> BRIEF A
According to the Ramadani profile, how many times has he won the Kosovo Superleague as a manager?
> BRIEF B
Please explain, using the Ramadani profile, why his 2006 spell at Rabotnički falls inside his 2005–2007 years at Belasitsa Petrich.

Zekirija Ramadani

Personal information
- Date of birth: 21 January 1978 (age 48)
- Place of birth: Skopje, SR Macedonia, SFR Yugoslavia (now North Macedonia)
- Height: 1.75 m (5 ft 9 in)
- Position: Defender

Youth career
- 1995–1999: Shkëndija Haraçinë

Senior career*
- Years: Team / Apps / (Gls)
- 1999–2004: Sloga Jugomagnat / 104 / (11)
- 2004–2005: Bashkimi / 21 / (2)
- 2005: Vëllazërimi 77 / 12 / (0)
- 2005: Dinamo Tirana / 1 / (0)
- 2005-2007: Belasitsa Petrich / 25 / (1)
- 2006: → Rabotnički (loan) / 4 / (1)
- 2007–2008: Besa Kavajë / 23 / (0)
- 2008–2009: Qarabağ / 15 / (0)
- 2009–2010: Shkëndija / 0 / (0)
- 2010: Vardar / 2 / (0)
- 2010–2011: Flamurtari / 15 / (0)
- Total:  / 222 / (15)

International career
- 2001–2004: Macedonia / 6 / (0)

Managerial career
- 2014–2015: Shkupi
- 2016: Flamurtari
- 2017: Trepça'89
- 2017: Feronikeli
- 2018: Shkupi
- 2018–2019: Feronikeli
- 2020–2021: Prishtina
- 2021–2022: Egnatia
- 2023: Ohod
- 2023–2026: Drita

= Zekirija Ramadani =

Macedonian association football manager and former player

Zekirija Ramadani (Зекирија Рамадани; born 21 January 1978) is a Macedonian professional football coach and former player of Albanian descent who most recently was the manager of Kosovan club Drita. He has won the Kosovo Superleague as a manager five times with four different clubs.

== Club career ==
Ramadani began his professional career at Sloga Jugomagnat, where he played from 1999 to 2004. During his time with the Skopje-based club, he featured in European competitions, including the UEFA Champions League qualifying rounds in 2000 and 2001, as well as the UEFA Cup qualifying phase.

Items listed in a dataset:
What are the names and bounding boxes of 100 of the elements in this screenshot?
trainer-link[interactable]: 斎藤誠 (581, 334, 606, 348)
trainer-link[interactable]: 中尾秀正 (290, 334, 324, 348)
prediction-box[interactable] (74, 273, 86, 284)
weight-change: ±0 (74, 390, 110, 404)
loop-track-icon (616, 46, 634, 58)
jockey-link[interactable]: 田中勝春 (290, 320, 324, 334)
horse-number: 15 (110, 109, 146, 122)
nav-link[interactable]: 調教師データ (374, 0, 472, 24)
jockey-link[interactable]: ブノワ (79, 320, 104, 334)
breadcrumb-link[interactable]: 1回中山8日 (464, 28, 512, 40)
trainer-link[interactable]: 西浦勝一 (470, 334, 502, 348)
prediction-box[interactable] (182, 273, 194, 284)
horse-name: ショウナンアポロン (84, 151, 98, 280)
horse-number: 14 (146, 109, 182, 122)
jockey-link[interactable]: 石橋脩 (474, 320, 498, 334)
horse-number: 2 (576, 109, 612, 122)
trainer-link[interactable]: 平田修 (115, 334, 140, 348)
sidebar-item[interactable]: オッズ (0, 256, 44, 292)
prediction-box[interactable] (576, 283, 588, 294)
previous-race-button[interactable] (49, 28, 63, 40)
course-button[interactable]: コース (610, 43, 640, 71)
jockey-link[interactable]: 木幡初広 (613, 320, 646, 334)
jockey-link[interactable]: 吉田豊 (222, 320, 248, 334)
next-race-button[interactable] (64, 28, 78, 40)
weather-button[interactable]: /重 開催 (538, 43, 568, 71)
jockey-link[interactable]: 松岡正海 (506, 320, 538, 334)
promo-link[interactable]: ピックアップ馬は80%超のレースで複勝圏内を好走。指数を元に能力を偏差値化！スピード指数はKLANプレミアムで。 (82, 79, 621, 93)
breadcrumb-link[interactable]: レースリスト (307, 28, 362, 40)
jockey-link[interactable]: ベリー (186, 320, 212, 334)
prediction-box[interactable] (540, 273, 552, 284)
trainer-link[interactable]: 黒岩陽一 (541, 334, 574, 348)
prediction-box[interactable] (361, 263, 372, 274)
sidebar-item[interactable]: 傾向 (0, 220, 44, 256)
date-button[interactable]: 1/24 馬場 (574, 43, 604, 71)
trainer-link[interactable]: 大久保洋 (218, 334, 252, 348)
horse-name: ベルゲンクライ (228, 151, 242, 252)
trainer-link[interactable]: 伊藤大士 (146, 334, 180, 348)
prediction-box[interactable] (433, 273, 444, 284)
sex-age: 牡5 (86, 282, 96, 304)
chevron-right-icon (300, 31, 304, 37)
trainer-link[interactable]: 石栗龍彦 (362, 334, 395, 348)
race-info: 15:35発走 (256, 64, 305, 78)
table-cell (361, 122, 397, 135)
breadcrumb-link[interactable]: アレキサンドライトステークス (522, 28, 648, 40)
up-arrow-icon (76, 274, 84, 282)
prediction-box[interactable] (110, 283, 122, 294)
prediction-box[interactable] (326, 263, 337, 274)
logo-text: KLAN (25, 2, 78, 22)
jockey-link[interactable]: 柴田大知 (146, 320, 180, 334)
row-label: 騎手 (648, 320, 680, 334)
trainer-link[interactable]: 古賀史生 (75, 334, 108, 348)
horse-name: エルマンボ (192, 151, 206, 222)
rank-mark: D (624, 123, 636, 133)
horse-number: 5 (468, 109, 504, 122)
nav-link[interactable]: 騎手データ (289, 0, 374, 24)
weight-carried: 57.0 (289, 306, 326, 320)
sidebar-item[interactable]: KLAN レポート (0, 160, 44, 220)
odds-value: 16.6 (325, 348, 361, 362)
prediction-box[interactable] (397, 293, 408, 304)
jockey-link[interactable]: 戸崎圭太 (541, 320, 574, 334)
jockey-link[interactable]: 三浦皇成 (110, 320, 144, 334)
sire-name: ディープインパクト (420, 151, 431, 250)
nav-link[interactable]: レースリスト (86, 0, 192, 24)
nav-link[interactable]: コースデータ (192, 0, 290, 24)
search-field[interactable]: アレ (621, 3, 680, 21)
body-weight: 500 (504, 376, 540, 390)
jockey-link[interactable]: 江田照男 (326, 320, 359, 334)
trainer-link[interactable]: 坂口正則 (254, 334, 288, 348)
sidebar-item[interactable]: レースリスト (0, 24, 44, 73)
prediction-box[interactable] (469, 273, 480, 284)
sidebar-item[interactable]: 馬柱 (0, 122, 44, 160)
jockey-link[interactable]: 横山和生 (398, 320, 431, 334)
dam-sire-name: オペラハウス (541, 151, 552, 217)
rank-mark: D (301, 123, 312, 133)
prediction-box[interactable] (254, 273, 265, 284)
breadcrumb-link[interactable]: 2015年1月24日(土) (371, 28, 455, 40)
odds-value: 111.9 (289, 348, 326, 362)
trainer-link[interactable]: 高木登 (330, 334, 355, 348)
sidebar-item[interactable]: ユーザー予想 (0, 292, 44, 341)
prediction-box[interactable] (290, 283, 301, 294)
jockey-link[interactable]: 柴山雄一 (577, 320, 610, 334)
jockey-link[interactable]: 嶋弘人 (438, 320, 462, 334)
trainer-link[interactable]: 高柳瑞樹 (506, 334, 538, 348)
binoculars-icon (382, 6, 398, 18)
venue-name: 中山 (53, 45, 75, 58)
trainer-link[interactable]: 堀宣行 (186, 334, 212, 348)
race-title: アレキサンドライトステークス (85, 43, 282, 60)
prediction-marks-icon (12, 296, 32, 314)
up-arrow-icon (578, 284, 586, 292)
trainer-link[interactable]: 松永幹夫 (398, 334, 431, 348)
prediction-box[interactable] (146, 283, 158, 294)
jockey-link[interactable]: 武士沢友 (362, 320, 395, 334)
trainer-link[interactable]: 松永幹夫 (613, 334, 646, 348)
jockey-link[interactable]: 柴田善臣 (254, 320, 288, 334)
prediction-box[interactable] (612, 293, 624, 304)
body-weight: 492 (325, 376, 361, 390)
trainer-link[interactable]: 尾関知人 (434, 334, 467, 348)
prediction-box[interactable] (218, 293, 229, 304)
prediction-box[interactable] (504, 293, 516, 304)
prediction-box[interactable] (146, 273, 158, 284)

> WRITTEN ANSWER A
Five times, with four different clubs.

> WRITTEN ANSWER B
The profile marks the Rabotnički stint with an arrow and the word "loan." He was with Belasitsa Petrich from 2005 to 2007 and played for Rabotnički on loan in 2006, so the two periods overlap.